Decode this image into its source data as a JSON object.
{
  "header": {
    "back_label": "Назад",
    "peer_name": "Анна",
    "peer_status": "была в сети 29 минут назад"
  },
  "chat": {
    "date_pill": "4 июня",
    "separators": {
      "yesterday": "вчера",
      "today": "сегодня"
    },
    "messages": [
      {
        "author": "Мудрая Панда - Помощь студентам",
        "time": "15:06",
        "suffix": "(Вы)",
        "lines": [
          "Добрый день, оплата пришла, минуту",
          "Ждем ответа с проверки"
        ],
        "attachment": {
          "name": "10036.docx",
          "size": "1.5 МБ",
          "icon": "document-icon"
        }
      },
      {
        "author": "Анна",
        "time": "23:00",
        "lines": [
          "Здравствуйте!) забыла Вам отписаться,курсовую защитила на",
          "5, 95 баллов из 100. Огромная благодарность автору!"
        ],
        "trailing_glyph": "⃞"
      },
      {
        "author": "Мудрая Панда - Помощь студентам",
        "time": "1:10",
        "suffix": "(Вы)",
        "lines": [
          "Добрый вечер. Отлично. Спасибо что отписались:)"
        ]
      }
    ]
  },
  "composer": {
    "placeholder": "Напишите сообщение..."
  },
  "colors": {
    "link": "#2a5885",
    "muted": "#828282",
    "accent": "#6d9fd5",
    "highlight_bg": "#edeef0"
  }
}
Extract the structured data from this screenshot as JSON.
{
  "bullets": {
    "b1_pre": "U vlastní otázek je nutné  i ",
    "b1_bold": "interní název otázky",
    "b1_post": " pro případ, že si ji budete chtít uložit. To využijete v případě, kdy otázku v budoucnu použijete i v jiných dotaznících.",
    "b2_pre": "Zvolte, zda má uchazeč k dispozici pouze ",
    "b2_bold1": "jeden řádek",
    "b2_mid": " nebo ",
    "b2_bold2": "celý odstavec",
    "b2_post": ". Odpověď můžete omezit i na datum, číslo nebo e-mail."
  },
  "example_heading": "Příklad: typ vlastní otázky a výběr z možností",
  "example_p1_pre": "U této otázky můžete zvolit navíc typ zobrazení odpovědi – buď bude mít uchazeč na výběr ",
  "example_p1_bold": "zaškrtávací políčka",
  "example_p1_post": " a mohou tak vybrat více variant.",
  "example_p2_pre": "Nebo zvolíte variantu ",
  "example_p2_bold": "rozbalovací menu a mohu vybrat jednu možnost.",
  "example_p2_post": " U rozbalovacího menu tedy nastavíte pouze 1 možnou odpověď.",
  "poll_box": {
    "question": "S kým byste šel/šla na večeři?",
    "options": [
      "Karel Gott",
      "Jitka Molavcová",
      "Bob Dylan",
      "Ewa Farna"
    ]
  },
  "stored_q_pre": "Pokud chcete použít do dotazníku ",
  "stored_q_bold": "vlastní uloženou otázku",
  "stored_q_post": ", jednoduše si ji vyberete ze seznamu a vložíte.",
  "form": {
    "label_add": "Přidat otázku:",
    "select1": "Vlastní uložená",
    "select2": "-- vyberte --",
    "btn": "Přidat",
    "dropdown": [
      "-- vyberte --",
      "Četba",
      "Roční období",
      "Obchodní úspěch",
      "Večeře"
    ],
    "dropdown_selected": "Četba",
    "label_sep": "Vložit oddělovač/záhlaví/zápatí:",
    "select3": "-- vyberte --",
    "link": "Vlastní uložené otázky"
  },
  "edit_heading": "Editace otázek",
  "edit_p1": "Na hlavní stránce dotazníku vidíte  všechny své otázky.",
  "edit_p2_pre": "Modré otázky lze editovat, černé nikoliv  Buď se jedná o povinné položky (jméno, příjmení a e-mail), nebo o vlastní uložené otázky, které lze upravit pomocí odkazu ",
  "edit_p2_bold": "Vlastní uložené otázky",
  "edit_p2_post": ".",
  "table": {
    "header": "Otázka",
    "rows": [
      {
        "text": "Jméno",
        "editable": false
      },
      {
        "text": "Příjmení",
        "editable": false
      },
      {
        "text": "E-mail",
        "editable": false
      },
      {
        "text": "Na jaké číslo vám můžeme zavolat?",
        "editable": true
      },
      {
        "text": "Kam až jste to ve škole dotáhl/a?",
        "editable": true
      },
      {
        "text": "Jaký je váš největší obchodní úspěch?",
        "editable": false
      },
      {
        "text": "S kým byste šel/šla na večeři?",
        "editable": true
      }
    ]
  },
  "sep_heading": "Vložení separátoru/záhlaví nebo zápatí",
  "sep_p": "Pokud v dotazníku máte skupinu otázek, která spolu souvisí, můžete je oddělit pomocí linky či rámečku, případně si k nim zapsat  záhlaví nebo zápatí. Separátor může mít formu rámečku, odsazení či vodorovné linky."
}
* * * * * * * * *
**WORK TO DO**
Transcribe the data above in full, exactly.

**SOLUTION TO THIS TASK**
Decode this image into its source data as a JSON object.
{
  "header": {
    "back_label": "Назад",
    "peer_name": "Анна",
    "peer_status": "была в сети 29 минут назад"
  },
  "chat": {
    "date_pill": "4 июня",
    "separators": {
      "yesterday": "вчера",
      "today": "сегодня"
    },
    "messages": [
      {
        "author": "Мудрая Панда - Помощь студентам",
        "time": "15:06",
        "suffix": "(Вы)",
        "lines": [
          "Добрый день, оплата пришла, минуту",
          "Ждем ответа с проверки"
        ],
        "attachment": {
          "name": "10036.docx",
          "size": "1.5 МБ",
          "icon": "document-icon"
        }
      },
      {
        "author": "Анна",
        "time": "23:00",
        "lines": [
          "Здравствуйте!) забыла Вам отписаться,курсовую защитила на",
          "5, 95 баллов из 100. Огромная благодарность автору!"
        ],
        "trailing_glyph": "⃞"
      },
      {
        "author": "Мудрая Панда - Помощь студентам",
        "time": "1:10",
        "suffix": "(Вы)",
        "lines": [
          "Добрый вечер. Отлично. Спасибо что отписались:)"
        ]
      }
    ]
  },
  "composer": {
    "placeholder": "Напишите сообщение..."
  },
  "colors": {
    "link": "#2a5885",
    "muted": "#828282",
    "accent": "#6d9fd5",
    "highlight_bg": "#edeef0"
  }
}
Extract the structured data from this screenshot as JSON.
{
  "bullets": {
    "b1_pre": "U vlastní otázek je nutné  i ",
    "b1_bold": "interní název otázky",
    "b1_post": " pro případ, že si ji budete chtít uložit. To využijete v případě, kdy otázku v budoucnu použijete i v jiných dotaznících.",
    "b2_pre": "Zvolte, zda má uchazeč k dispozici pouze ",
    "b2_bold1": "jeden řádek",
    "b2_mid": " nebo ",
    "b2_bold2": "celý odstavec",
    "b2_post": ". Odpověď můžete omezit i na datum, číslo nebo e-mail."
  },
  "example_heading": "Příklad: typ vlastní otázky a výběr z možností",
  "example_p1_pre": "U této otázky můžete zvolit navíc typ zobrazení odpovědi – buď bude mít uchazeč na výběr ",
  "example_p1_bold": "zaškrtávací políčka",
  "example_p1_post": " a mohou tak vybrat více variant.",
  "example_p2_pre": "Nebo zvolíte variantu ",
  "example_p2_bold": "rozbalovací menu a mohu vybrat jednu možnost.",
  "example_p2_post": " U rozbalovacího menu tedy nastavíte pouze 1 možnou odpověď.",
  "poll_box": {
    "question": "S kým byste šel/šla na večeři?",
    "options": [
      "Karel Gott",
      "Jitka Molavcová",
      "Bob Dylan",
      "Ewa Farna"
    ]
  },
  "stored_q_pre": "Pokud chcete použít do dotazníku ",
  "stored_q_bold": "vlastní uloženou otázku",
  "stored_q_post": ", jednoduše si ji vyberete ze seznamu a vložíte.",
  "form": {
    "label_add": "Přidat otázku:",
    "select1": "Vlastní uložená",
    "select2": "-- vyberte --",
    "btn": "Přidat",
    "dropdown": [
      "-- vyberte --",
      "Četba",
      "Roční období",
      "Obchodní úspěch",
      "Večeře"
    ],
    "dropdown_selected": "Četba",
    "label_sep": "Vložit oddělovač/záhlaví/zápatí:",
    "select3": "-- vyberte --",
    "link": "Vlastní uložené otázky"
  },
  "edit_heading": "Editace otázek",
  "edit_p1": "Na hlavní stránce dotazníku vidíte  všechny své otázky.",
  "edit_p2_pre": "Modré otázky lze editovat, černé nikoliv  Buď se jedná o povinné položky (jméno, příjmení a e-mail), nebo o vlastní uložené otázky, které lze upravit pomocí odkazu ",
  "edit_p2_bold": "Vlastní uložené otázky",
  "edit_p2_post": ".",
  "table": {
    "header": "Otázka",
    "rows": [
      {
        "text": "Jméno",
        "editable": false
      },
      {
        "text": "Příjmení",
        "editable": false
      },
      {
        "text": "E-mail",
        "editable": false
      },
      {
        "text": "Na jaké číslo vám můžeme zavolat?",
        "editable": true
      },
      {
        "text": "Kam až jste to ve škole dotáhl/a?",
        "editable": true
      },
      {
        "text": "Jaký je váš největší obchodní úspěch?",
        "editable": false
      },
      {
        "text": "S kým byste šel/šla na večeři?",
        "editable": true
      }
    ]
  },
  "sep_heading": "Vložení separátoru/záhlaví nebo zápatí",
  "sep_p": "Pokud v dotazníku máte skupinu otázek, která spolu souvisí, můžete je oddělit pomocí linky či rámečku, případně si k nim zapsat  záhlaví nebo zápatí. Separátor může mít formu rámečku, odsazení či vodorovné linky."
}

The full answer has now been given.